— Start MATERIAL SUPPLIED —
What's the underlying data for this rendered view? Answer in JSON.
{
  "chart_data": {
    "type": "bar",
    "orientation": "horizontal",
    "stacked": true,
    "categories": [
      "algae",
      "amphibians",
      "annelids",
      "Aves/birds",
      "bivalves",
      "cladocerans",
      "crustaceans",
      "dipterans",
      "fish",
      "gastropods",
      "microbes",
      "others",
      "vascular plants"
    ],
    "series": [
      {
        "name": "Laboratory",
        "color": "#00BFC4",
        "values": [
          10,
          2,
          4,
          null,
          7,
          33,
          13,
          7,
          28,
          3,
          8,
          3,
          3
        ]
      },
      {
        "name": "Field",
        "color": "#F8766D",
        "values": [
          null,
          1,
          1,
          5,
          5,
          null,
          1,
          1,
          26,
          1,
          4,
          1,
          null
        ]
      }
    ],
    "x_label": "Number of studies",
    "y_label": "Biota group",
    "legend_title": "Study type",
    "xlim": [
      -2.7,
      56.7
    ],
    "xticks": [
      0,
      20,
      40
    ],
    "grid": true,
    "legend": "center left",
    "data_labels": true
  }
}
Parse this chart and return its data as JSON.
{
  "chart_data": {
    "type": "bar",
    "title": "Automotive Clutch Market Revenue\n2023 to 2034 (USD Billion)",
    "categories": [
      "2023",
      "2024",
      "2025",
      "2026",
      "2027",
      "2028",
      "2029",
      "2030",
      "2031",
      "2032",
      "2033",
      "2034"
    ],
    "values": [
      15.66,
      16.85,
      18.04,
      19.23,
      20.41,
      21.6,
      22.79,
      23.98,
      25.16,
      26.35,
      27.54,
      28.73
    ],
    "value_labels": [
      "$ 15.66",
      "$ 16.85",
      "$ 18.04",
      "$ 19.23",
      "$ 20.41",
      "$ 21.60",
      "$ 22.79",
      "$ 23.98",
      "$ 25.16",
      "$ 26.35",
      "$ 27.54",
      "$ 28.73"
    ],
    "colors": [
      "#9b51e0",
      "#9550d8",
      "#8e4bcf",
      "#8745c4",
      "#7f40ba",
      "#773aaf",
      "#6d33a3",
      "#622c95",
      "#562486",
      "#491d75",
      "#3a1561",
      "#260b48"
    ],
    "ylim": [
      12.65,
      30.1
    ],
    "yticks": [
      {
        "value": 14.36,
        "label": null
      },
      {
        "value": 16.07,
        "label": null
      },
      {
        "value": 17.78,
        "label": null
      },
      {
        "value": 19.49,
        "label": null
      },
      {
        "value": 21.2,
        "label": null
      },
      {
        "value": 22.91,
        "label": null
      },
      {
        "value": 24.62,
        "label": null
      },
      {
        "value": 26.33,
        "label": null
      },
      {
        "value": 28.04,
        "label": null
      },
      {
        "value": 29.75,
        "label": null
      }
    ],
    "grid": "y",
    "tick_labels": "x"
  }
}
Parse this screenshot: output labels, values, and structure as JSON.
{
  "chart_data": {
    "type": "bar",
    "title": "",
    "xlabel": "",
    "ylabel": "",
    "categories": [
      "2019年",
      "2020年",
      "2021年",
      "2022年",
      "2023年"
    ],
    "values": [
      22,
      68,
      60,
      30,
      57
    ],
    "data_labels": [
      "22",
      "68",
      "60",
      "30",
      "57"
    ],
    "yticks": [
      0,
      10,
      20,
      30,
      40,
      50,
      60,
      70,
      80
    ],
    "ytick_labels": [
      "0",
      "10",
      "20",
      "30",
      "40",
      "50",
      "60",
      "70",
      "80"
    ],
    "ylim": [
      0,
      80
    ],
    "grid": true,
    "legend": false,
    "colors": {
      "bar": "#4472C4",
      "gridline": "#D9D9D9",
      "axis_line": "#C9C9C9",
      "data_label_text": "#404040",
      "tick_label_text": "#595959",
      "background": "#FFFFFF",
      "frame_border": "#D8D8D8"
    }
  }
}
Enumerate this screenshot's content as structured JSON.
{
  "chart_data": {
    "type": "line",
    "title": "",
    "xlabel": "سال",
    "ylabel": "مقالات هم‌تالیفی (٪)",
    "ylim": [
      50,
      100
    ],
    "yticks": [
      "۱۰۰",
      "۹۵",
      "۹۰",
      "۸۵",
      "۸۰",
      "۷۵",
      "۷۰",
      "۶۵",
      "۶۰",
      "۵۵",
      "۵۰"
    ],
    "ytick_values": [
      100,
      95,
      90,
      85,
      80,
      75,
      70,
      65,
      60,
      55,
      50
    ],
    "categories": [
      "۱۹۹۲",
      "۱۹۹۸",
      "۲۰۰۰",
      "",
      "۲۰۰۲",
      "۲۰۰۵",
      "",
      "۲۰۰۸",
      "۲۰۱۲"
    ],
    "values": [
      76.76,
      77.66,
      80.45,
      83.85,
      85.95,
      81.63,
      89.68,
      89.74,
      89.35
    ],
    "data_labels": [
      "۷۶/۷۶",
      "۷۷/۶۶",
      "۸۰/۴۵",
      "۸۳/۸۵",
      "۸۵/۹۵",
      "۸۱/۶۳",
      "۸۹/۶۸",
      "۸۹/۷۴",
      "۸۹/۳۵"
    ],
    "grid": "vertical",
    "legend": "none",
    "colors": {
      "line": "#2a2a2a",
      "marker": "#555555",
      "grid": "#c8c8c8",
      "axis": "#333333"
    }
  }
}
— End MATERIAL SUPPLIED —
__PROBLEM TO WORK ON__.
Repeat the entries shown above, every one, word for word.

__RESPONSE__.
What's the underlying data for this rendered view? Answer in JSON.
{
  "chart_data": {
    "type": "bar",
    "orientation": "horizontal",
    "stacked": true,
    "categories": [
      "algae",
      "amphibians",
      "annelids",
      "Aves/birds",
      "bivalves",
      "cladocerans",
      "crustaceans",
      "dipterans",
      "fish",
      "gastropods",
      "microbes",
      "others",
      "vascular plants"
    ],
    "series": [
      {
        "name": "Laboratory",
        "color": "#00BFC4",
        "values": [
          10,
          2,
          4,
          null,
          7,
          33,
          13,
          7,
          28,
          3,
          8,
          3,
          3
        ]
      },
      {
        "name": "Field",
        "color": "#F8766D",
        "values": [
          null,
          1,
          1,
          5,
          5,
          null,
          1,
          1,
          26,
          1,
          4,
          1,
          null
        ]
      }
    ],
    "x_label": "Number of studies",
    "y_label": "Biota group",
    "legend_title": "Study type",
    "xlim": [
      -2.7,
      56.7
    ],
    "xticks": [
      0,
      20,
      40
    ],
    "grid": true,
    "legend": "center left",
    "data_labels": true
  }
}
Parse this chart and return its data as JSON.
{
  "chart_data": {
    "type": "bar",
    "title": "Automotive Clutch Market Revenue\n2023 to 2034 (USD Billion)",
    "categories": [
      "2023",
      "2024",
      "2025",
      "2026",
      "2027",
      "2028",
      "2029",
      "2030",
      "2031",
      "2032",
      "2033",
      "2034"
    ],
    "values": [
      15.66,
      16.85,
      18.04,
      19.23,
      20.41,
      21.6,
      22.79,
      23.98,
      25.16,
      26.35,
      27.54,
      28.73
    ],
    "value_labels": [
      "$ 15.66",
      "$ 16.85",
      "$ 18.04",
      "$ 19.23",
      "$ 20.41",
      "$ 21.60",
      "$ 22.79",
      "$ 23.98",
      "$ 25.16",
      "$ 26.35",
      "$ 27.54",
      "$ 28.73"
    ],
    "colors": [
      "#9b51e0",
      "#9550d8",
      "#8e4bcf",
      "#8745c4",
      "#7f40ba",
      "#773aaf",
      "#6d33a3",
      "#622c95",
      "#562486",
      "#491d75",
      "#3a1561",
      "#260b48"
    ],
    "ylim": [
      12.65,
      30.1
    ],
    "yticks": [
      {
        "value": 14.36,
        "label": null
      },
      {
        "value": 16.07,
        "label": null
      },
      {
        "value": 17.78,
        "label": null
      },
      {
        "value": 19.49,
        "label": null
      },
      {
        "value": 21.2,
        "label": null
      },
      {
        "value": 22.91,
        "label": null
      },
      {
        "value": 24.62,
        "label": null
      },
      {
        "value": 26.33,
        "label": null
      },
      {
        "value": 28.04,
        "label": null
      },
      {
        "value": 29.75,
        "label": null
      }
    ],
    "grid": "y",
    "tick_labels": "x"
  }
}
Parse this screenshot: output labels, values, and structure as JSON.
{
  "chart_data": {
    "type": "bar",
    "title": "",
    "xlabel": "",
    "ylabel": "",
    "categories": [
      "2019年",
      "2020年",
      "2021年",
      "2022年",
      "2023年"
    ],
    "values": [
      22,
      68,
      60,
      30,
      57
    ],
    "data_labels": [
      "22",
      "68",
      "60",
      "30",
      "57"
    ],
    "yticks": [
      0,
      10,
      20,
      30,
      40,
      50,
      60,
      70,
      80
    ],
    "ytick_labels": [
      "0",
      "10",
      "20",
      "30",
      "40",
      "50",
      "60",
      "70",
      "80"
    ],
    "ylim": [
      0,
      80
    ],
    "grid": true,
    "legend": false,
    "colors": {
      "bar": "#4472C4",
      "gridline": "#D9D9D9",
      "axis_line": "#C9C9C9",
      "data_label_text": "#404040",
      "tick_label_text": "#595959",
      "background": "#FFFFFF",
      "frame_border": "#D8D8D8"
    }
  }
}
Enumerate this screenshot's content as structured JSON.
{
  "chart_data": {
    "type": "line",
    "title": "",
    "xlabel": "سال",
    "ylabel": "مقالات هم‌تالیفی (٪)",
    "ylim": [
      50,
      100
    ],
    "yticks": [
      "۱۰۰",
      "۹۵",
      "۹۰",
      "۸۵",
      "۸۰",
      "۷۵",
      "۷۰",
      "۶۵",
      "۶۰",
      "۵۵",
      "۵۰"
    ],
    "ytick_values": [
      100,
      95,
      90,
      85,
      80,
      75,
      70,
      65,
      60,
      55,
      50
    ],
    "categories": [
      "۱۹۹۲",
      "۱۹۹۸",
      "۲۰۰۰",
      "",
      "۲۰۰۲",
      "۲۰۰۵",
      "",
      "۲۰۰۸",
      "۲۰۱۲"
    ],
    "values": [
      76.76,
      77.66,
      80.45,
      83.85,
      85.95,
      81.63,
      89.68,
      89.74,
      89.35
    ],
    "data_labels": [
      "۷۶/۷۶",
      "۷۷/۶۶",
      "۸۰/۴۵",
      "۸۳/۸۵",
      "۸۵/۹۵",
      "۸۱/۶۳",
      "۸۹/۶۸",
      "۸۹/۷۴",
      "۸۹/۳۵"
    ],
    "grid": "vertical",
    "legend": "none",
    "colors": {
      "line": "#2a2a2a",
      "marker": "#555555",
      "grid": "#c8c8c8",
      "axis": "#333333"
    }
  }
}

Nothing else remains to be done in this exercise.